WRITTEN PROBLEM | Transcribe the listing word for word.

[Dataset rows]
>> BEGIN

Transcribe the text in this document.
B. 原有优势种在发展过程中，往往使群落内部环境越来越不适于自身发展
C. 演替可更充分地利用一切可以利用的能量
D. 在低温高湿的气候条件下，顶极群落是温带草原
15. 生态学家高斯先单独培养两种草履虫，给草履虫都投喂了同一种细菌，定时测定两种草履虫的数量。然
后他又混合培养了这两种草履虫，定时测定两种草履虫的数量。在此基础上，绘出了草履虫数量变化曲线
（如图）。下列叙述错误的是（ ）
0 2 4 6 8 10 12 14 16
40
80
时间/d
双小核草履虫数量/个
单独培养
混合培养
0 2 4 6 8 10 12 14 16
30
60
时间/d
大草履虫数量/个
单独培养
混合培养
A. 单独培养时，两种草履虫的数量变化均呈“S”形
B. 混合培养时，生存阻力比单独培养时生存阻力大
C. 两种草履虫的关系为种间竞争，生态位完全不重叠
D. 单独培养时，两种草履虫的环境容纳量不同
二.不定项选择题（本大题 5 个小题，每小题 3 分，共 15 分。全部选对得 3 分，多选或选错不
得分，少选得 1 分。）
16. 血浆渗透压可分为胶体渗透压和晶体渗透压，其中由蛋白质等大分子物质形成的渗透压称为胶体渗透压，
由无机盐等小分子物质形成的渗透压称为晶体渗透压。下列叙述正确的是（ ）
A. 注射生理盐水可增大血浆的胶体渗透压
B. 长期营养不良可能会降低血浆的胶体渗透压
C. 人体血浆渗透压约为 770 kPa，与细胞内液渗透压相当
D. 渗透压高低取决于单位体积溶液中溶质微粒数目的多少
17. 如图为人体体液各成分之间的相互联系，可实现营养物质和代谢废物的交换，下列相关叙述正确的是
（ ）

>> END

COMPLETE OUTPUT |
Transcribe the text in this document.
B. 原有优势种在发展过程中，往往使群落内部环境越来越不适于自身发展
C. 演替可更充分地利用一切可以利用的能量
D. 在低温高湿的气候条件下，顶极群落是温带草原
15. 生态学家高斯先单独培养两种草履虫，给草履虫都投喂了同一种细菌，定时测定两种草履虫的数量。然
后他又混合培养了这两种草履虫，定时测定两种草履虫的数量。在此基础上，绘出了草履虫数量变化曲线
（如图）。下列叙述错误的是（ ）
0 2 4 6 8 10 12 14 16
40
80
时间/d
双小核草履虫数量/个
单独培养
混合培养
0 2 4 6 8 10 12 14 16
30
60
时间/d
大草履虫数量/个
单独培养
混合培养
A. 单独培养时，两种草履虫的数量变化均呈“S”形
B. 混合培养时，生存阻力比单独培养时生存阻力大
C. 两种草履虫的关系为种间竞争，生态位完全不重叠
D. 单独培养时，两种草履虫的环境容纳量不同
二.不定项选择题（本大题 5 个小题，每小题 3 分，共 15 分。全部选对得 3 分，多选或选错不
得分，少选得 1 分。）
16. 血浆渗透压可分为胶体渗透压和晶体渗透压，其中由蛋白质等大分子物质形成的渗透压称为胶体渗透压，
由无机盐等小分子物质形成的渗透压称为晶体渗透压。下列叙述正确的是（ ）
A. 注射生理盐水可增大血浆的胶体渗透压
B. 长期营养不良可能会降低血浆的胶体渗透压
C. 人体血浆渗透压约为 770 kPa，与细胞内液渗透压相当
D. 渗透压高低取决于单位体积溶液中溶质微粒数目的多少
17. 如图为人体体液各成分之间的相互联系，可实现营养物质和代谢废物的交换，下列相关叙述正确的是
（ ）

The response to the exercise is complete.